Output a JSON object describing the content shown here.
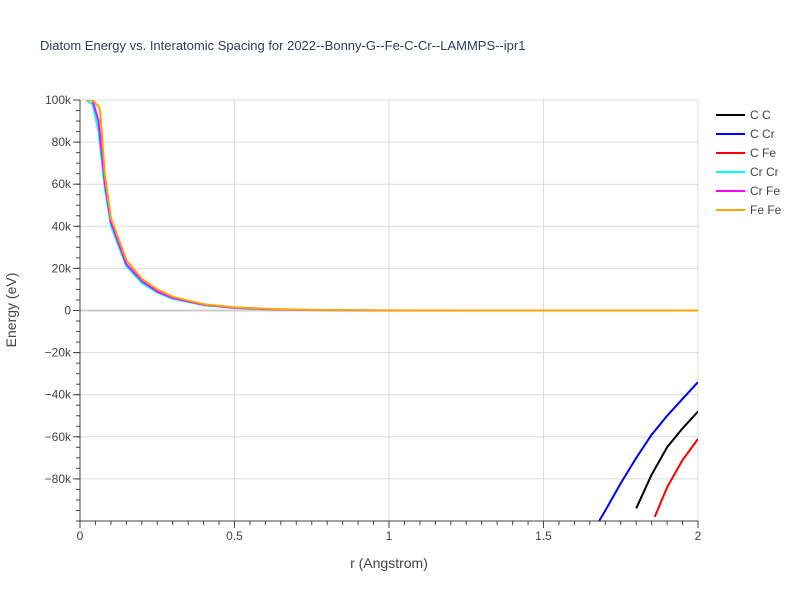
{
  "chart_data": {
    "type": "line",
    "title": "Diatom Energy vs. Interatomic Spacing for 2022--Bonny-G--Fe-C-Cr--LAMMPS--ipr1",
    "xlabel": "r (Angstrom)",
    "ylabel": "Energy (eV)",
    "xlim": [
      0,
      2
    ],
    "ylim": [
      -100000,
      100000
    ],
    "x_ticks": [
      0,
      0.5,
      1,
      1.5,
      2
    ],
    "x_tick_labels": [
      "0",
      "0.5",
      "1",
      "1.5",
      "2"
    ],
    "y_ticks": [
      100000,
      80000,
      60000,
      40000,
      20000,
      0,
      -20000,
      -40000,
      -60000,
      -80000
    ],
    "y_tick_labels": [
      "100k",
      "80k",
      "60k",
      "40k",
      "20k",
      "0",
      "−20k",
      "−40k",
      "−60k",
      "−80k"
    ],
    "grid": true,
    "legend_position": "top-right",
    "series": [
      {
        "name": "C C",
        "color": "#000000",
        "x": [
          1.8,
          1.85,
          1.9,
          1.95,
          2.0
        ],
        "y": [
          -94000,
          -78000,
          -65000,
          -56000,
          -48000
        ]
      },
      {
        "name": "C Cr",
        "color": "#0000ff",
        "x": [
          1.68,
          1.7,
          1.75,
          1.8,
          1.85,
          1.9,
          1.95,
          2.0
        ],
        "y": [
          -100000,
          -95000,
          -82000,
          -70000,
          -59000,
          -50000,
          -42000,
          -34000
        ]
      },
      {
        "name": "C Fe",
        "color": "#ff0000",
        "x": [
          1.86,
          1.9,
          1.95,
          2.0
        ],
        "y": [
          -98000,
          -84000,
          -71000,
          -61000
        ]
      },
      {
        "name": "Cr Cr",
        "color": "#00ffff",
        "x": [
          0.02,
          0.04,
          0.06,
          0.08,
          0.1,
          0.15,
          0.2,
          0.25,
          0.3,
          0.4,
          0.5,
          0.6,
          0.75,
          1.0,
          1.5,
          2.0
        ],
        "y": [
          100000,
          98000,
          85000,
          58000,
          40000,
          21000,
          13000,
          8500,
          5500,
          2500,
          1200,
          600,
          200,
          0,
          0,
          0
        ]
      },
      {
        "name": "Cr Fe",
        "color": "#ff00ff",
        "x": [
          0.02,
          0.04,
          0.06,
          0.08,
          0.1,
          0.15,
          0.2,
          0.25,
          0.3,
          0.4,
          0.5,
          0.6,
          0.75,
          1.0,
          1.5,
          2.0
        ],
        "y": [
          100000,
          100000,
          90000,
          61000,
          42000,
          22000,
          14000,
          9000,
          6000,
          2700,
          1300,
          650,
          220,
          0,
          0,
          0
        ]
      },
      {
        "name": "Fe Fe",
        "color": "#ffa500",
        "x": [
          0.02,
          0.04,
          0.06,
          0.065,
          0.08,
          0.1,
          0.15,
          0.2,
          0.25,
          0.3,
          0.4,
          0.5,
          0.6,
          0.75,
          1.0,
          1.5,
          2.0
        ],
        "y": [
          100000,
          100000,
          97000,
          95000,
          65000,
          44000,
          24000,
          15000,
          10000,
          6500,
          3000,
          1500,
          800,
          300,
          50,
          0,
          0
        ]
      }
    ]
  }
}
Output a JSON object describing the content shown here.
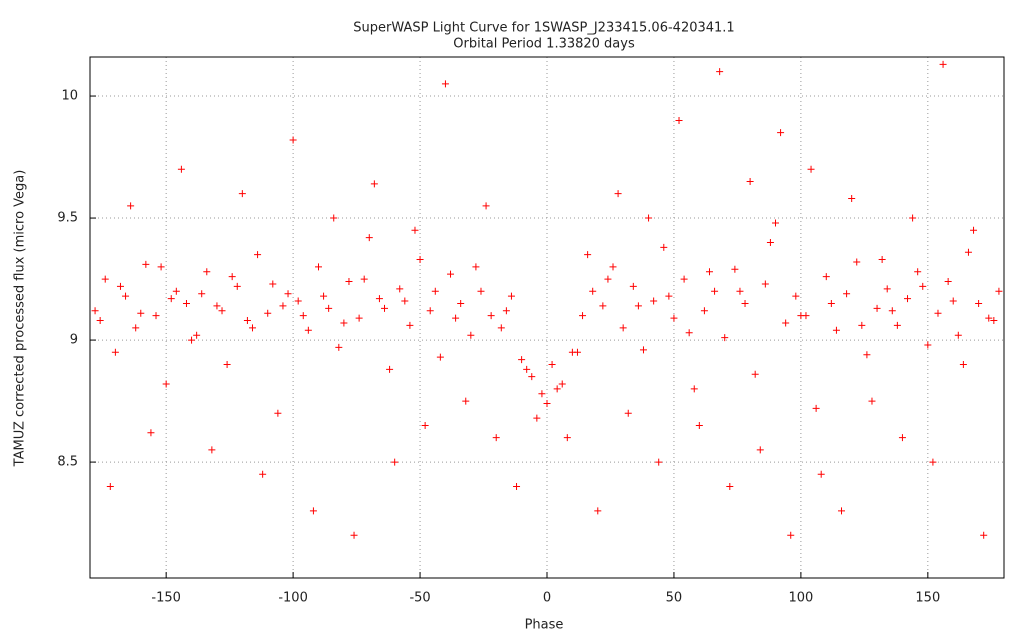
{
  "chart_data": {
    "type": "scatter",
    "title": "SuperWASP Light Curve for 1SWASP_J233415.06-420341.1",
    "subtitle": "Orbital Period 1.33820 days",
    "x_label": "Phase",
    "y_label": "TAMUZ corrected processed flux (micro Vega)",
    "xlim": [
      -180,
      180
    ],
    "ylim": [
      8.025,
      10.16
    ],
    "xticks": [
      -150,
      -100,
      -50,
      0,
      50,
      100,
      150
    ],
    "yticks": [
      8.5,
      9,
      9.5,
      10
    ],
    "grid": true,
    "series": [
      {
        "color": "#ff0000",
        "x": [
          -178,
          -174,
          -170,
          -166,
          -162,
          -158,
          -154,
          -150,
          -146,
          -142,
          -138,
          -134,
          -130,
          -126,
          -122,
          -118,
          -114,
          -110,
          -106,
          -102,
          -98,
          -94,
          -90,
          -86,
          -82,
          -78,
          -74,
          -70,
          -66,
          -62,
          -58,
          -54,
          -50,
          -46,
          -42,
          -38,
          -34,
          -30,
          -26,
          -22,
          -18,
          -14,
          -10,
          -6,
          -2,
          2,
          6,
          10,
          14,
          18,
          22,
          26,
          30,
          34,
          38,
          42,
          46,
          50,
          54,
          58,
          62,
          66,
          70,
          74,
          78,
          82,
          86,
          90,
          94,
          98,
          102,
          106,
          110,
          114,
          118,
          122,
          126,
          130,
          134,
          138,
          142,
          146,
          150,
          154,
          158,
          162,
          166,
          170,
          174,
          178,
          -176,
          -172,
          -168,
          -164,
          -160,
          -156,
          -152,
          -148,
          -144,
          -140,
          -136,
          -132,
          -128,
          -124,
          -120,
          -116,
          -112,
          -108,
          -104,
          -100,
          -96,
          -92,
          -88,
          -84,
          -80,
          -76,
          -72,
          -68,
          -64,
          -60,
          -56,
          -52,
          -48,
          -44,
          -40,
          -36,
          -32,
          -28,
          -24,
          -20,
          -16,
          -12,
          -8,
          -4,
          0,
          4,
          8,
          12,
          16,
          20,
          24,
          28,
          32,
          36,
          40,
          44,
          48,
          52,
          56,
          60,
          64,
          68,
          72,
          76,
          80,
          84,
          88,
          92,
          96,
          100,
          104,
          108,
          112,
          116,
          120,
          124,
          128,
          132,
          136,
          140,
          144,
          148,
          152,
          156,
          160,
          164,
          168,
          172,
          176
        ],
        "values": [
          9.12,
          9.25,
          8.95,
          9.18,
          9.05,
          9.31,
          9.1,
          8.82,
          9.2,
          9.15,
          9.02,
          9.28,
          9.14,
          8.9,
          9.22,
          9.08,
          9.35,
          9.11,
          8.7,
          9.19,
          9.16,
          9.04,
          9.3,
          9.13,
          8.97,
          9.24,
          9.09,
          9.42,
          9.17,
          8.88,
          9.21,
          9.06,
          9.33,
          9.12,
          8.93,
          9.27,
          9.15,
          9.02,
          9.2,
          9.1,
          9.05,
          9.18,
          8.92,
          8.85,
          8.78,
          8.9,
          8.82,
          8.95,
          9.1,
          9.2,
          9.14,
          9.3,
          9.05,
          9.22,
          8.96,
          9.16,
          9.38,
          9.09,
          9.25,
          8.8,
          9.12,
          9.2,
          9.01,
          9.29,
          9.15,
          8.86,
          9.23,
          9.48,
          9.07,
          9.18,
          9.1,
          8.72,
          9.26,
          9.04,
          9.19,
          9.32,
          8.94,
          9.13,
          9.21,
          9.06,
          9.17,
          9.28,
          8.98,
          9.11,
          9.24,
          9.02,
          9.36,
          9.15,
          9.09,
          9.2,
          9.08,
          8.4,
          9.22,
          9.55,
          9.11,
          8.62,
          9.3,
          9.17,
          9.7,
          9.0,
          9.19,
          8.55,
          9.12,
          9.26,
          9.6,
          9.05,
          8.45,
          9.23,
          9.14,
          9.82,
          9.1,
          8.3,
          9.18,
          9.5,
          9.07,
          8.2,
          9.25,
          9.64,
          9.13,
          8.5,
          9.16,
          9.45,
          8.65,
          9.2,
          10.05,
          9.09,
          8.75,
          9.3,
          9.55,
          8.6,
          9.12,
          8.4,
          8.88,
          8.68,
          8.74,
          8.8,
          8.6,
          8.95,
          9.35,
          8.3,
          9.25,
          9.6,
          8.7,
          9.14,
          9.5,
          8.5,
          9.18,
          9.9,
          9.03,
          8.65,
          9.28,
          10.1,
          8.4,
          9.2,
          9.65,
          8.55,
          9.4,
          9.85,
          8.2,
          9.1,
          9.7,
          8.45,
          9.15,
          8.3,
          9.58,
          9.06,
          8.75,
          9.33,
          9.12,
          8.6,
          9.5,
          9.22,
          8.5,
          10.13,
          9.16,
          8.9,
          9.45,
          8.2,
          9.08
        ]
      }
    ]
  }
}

----

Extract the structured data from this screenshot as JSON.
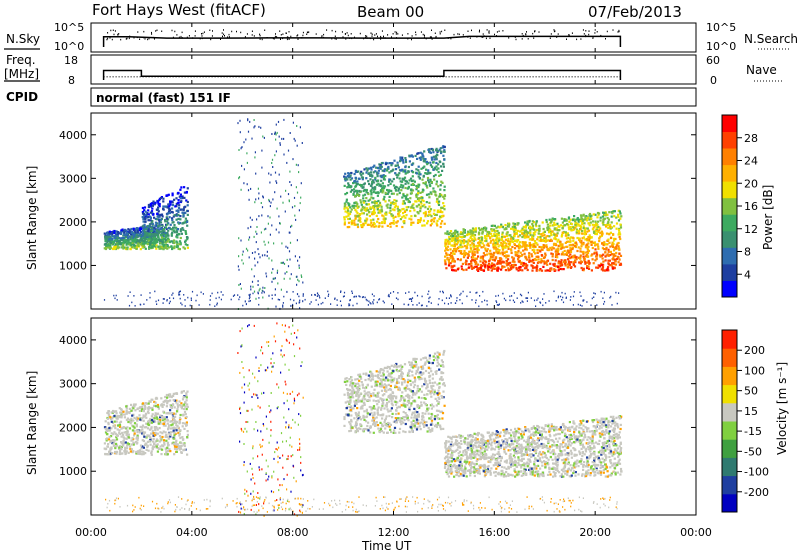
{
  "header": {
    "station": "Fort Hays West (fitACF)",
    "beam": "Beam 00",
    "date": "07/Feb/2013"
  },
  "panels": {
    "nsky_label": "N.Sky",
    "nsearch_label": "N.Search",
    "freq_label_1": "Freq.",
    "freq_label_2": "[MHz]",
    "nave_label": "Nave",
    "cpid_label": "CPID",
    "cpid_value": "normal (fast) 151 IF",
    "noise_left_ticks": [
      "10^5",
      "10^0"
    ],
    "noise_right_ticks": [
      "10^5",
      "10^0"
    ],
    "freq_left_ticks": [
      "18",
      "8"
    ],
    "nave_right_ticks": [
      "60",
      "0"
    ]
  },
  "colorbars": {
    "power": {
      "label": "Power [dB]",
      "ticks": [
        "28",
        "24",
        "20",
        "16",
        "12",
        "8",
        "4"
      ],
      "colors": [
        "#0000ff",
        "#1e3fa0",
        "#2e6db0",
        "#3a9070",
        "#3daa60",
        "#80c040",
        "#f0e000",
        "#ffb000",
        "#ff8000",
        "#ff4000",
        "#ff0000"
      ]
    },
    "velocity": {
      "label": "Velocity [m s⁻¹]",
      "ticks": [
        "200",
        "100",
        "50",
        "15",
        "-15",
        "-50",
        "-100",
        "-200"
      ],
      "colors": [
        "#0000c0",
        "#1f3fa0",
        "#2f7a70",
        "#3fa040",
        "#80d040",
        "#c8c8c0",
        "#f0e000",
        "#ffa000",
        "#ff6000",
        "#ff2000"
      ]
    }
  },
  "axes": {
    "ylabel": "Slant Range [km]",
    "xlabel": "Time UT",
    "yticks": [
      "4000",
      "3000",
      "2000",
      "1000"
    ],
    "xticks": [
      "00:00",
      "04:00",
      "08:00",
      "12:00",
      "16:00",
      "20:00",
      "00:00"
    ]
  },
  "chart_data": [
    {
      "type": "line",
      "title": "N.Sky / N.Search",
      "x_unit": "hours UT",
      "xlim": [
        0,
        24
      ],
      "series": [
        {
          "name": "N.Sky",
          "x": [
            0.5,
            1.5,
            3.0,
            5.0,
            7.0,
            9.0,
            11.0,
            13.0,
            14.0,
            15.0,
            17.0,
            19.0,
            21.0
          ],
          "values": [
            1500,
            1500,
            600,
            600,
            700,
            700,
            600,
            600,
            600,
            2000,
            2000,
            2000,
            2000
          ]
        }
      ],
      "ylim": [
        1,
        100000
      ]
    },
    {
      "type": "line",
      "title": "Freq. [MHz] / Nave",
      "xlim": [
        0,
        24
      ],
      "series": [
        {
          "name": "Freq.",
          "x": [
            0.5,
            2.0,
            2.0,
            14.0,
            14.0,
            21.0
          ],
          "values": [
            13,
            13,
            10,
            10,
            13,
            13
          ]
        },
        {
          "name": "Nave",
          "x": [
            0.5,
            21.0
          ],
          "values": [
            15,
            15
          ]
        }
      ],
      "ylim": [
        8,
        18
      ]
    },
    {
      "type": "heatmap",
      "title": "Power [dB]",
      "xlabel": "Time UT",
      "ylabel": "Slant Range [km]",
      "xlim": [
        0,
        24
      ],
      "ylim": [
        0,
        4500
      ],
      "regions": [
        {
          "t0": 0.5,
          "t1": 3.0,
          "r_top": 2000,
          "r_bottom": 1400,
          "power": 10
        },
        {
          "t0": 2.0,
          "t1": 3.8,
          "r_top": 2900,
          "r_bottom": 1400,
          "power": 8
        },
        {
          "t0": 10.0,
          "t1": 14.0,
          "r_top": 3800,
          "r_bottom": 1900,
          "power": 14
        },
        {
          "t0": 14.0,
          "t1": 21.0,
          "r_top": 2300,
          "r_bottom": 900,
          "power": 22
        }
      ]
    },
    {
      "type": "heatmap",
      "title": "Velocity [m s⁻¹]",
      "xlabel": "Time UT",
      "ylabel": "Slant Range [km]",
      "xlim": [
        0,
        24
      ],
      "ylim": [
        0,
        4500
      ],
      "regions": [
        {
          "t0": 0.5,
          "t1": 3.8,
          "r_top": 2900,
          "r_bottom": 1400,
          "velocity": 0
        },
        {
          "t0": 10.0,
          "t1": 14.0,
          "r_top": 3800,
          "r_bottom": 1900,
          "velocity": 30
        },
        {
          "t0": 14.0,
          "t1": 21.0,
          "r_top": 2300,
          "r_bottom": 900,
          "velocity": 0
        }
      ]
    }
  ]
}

----

*GIVEN INSTRUCTION*.
Tally the lines of the listing in which the word "Search" occurs, and state the total alone.

*TASK ANSWER*.
2